Petunjuk Pengerjaan.
[a] Ketik ulang bagian kutipan peraturan perpajakan, mulai dari "(2) Surat Ketetapan" hingga "7. Pajak Karbon.".
[b] Menurut kutipan peraturan perpajakan, untuk jenis pajak apa Surat Ketetapan Pajak Pajak Bumi dan Bangunan diterbitkan?
[c] Lanjutkan kutipan peraturan perpajakan dari titik terakhirnya.

━━━ Kutipan Bacaan ━━━

Direktur Jenderal Pajak dapat menerbitkan:
  1. Surat Ketetapan Pajak Kurang Bayar;
  2. Surat Ketetapan Pajak Kurang Bayar Tambahan;
  3. Surat Ketetapan Pajak Nihil;
  4. Surat Ketetapan Pajak Lebih Bayar;
  5. Surat Ketetapan Pajak Pajak Bumi dan Bangunan;
  6. Surat Tagihan Pajak; dan
  7. Surat Tagihan Pajak Pajak Bumi dan Bangunan.


Pasal 3


(1) Surat Ketetapan Pajak Kurang Bayar, Surat Ketetapan Pajak Kurang Bayar Tambahan, dan Surat Tagihan Pajak diterbitkan untuk jenis pajak:
  1. Pajak Penghasilan;
  2. Pajak Pertambahan Nilai;
  3. Pajak Penjualan atas Barang Mewah;
  4. Bea Meterai;
  5. Pajak Penjualan; dan
  6. Pajak Karbon.
(2) Surat Ketetapan Pajak Nihil dan Surat Ketetapan Pajak Lebih Bayar diterbitkan untuk jenis pajak:
  1. Pajak Penghasilan;
  2. Pajak Pertambahan Nilai;
  3. Pajak Penjualan atas Barang Mewah;
  4. Pajak Bumi dan Bangunan;
  5. Bea Meterai;
  6. Pajak Penjualan; dan
  7. Pajak Karbon.
(3) Surat Ketetapan Pajak Pajak Bumi dan Bangunan dan Surat Tagihan Pajak Pajak Bumi dan Bangunan diterbitkan untuk jenis pajak Pajak Bumi dan Bangunan.


Pasal 4


(1) Direktur Jenderal Pajak dapat menerbitkan Surat Ketetapan Pajak dan/atau Surat Tagihan Pajak untuk Masa Pajak, Bagian Tahun Pajak, atau Tahun Pajak sebelum Wajib Pajak diberikan atau diterbitkan Nomor Pokok Wajib Pajak dan/atau dikukuhkan sebagai Pengusaha Kena Pajak, dalam hal diperoleh data dan/atau informasi yang menunjukkan adanya kewajiban perpajakan yang belum dipenuhi oleh Wajib Pajak.
(2) Direktur Jenderal Pajak dapat menerbitkan Surat Ketetapan Pajak dan/atau Surat Tagihan Pajak untuk Masa Pajak, Bagian Tahun Pajak, atau Tahun Pajak sebelum dan/atau setelah penghapusan Nomor Pokok Wajib Pajak atau pencabutan pengukuhan Pengusaha Kena Pajak, dalam hal setelah penghapusan Nomor Pokok Wajib Pajak atau pencabutan pengukuhan Pengusaha Kena Pajak, diperoleh data dan/atau informasi yang menunjukkan adanya kewajiban perpajakan yang belum dipenuhi oleh Wajib Pajak.

━━━ Data ━━━

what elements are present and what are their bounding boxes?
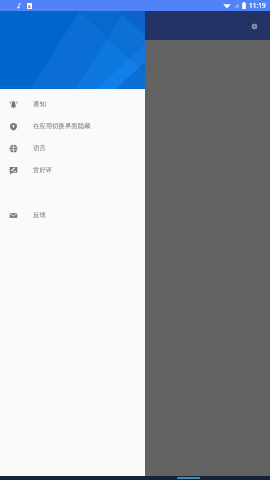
button[interactable]: 在应用切换界面隐藏 bbox=[0, 115, 145, 137]
staticText: 反馈 bbox=[33, 211, 46, 219]
staticText: 11:19 bbox=[249, 1, 266, 10]
button[interactable]: 通知 bbox=[0, 93, 145, 115]
staticText: 赏好评 bbox=[33, 166, 53, 174]
button[interactable]: 赏好评 bbox=[0, 159, 145, 181]
staticText: A bbox=[28, 4, 31, 9]
staticText: 语言 bbox=[33, 144, 46, 152]
button[interactable]: 语言 bbox=[0, 137, 145, 159]
button[interactable]: Settings bbox=[245, 17, 263, 35]
staticText: 通知 bbox=[33, 100, 46, 108]
button[interactable]: 反馈 bbox=[0, 204, 145, 226]
staticText: 在应用切换界面隐藏 bbox=[33, 122, 91, 130]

━━━

Hasil Pengerjaan.
[a]
(2) Surat Ketetapan Pajak Nihil dan Surat Ketetapan Pajak Lebih Bayar diterbitkan untuk jenis pajak:
  1. Pajak Penghasilan;
  2. Pajak Pertambahan Nilai;
  3. Pajak Penjualan atas Barang Mewah;
  4. Pajak Bumi dan Bangunan;
  5. Bea Meterai;
  6. Pajak Penjualan; dan
  7. Pajak Karbon.

[b] Pajak Bumi dan Bangunan.

[c]
Pasal 5


(1) Direktur Jenderal Pajak dapat menerbitkan Surat Ketetapan Pajak Pajak Bumi dan Bangunan dan/atau Surat Tagihan Pajak Pajak Bumi dan Bangunan untuk Tahun Pajak sebelum objek pajak Pajak Bumi dan Bangunan diberikan nomor objek pajak yang tercantum dalam surat keterangan terdaftar Pajak Bumi dan Bangunan, dalam hal diperoleh data dan/atau informasi yang menunjukkan adanya kewajiban Pajak Bumi dan Bangunan yang belum dipenuhi.
(2) Direktur Jenderal Pajak dapat menerbitkan Surat Ketetapan Pajak Pajak Bumi dan Bangunan dan/atau Surat Tagihan Pajak Pajak Bumi dan Bangunan untuk Tahun Pajak sebelum dan/atau setelah penghapusan nomor objek pajak dan pencabutan surat keterangan terdaftar Pajak Bumi dan Bangunan, dalam hal setelah penghapusan nomor objek pajak dan pencabutan surat keterangan terdaftar Pajak Bumi dan Bangunan diperoleh data dan/atau informasi yang menunjukkan adanya kewajiban Pajak Bumi dan Bangunan yang belum dipenuhi.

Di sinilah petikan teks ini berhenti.